▶ _Given problem_
Pull out every line from the listing that has the word "name".
** Start of Data rows **
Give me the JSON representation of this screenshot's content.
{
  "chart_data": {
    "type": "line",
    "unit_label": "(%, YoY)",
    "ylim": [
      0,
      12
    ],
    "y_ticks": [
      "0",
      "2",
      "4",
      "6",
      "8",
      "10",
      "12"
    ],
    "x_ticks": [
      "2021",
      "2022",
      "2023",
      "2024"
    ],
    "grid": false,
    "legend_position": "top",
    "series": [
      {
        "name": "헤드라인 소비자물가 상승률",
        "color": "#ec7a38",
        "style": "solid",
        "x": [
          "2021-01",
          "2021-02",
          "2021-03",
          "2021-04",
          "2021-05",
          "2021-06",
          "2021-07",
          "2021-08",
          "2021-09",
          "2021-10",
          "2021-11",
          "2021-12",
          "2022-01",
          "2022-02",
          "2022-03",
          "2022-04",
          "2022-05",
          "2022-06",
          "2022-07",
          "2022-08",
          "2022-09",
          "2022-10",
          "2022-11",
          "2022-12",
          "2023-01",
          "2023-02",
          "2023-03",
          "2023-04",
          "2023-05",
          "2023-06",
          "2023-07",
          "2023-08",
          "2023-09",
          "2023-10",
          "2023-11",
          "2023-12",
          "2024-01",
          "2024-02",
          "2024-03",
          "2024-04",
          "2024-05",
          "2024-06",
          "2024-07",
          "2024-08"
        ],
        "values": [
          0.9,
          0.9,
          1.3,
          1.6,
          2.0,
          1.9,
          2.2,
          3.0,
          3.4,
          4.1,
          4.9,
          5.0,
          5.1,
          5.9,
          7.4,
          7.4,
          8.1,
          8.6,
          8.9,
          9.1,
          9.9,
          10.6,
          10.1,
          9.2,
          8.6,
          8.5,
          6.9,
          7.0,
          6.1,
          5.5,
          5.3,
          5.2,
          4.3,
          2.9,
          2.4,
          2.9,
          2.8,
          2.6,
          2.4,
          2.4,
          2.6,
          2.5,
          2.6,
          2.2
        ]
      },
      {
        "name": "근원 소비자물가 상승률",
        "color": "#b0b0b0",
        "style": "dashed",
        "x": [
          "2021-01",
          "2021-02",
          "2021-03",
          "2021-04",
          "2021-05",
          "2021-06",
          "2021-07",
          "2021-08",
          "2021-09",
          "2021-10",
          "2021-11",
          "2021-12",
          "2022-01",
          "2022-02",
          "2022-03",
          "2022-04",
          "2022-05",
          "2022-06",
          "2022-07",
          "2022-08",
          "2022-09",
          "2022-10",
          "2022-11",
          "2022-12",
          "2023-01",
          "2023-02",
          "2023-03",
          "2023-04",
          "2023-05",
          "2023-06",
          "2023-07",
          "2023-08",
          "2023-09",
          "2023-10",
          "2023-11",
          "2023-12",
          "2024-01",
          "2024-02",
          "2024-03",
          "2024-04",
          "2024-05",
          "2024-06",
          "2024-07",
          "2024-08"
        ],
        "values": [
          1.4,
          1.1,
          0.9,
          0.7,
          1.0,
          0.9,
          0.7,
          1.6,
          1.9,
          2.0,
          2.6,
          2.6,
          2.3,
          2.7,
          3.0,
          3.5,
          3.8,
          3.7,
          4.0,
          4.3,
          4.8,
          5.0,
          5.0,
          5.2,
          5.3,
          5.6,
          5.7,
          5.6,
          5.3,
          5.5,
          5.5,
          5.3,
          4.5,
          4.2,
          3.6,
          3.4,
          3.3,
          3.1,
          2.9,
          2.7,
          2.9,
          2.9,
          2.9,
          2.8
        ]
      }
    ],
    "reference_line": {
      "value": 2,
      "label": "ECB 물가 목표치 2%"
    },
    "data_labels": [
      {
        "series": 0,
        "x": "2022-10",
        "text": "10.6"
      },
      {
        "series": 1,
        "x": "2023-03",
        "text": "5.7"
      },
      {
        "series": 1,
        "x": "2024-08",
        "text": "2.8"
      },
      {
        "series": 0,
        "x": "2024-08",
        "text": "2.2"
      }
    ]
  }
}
** End of Data rows **
▶ _Exercise response_
        "name": "헤드라인 소비자물가 상승률",
        "name": "근원 소비자물가 상승률",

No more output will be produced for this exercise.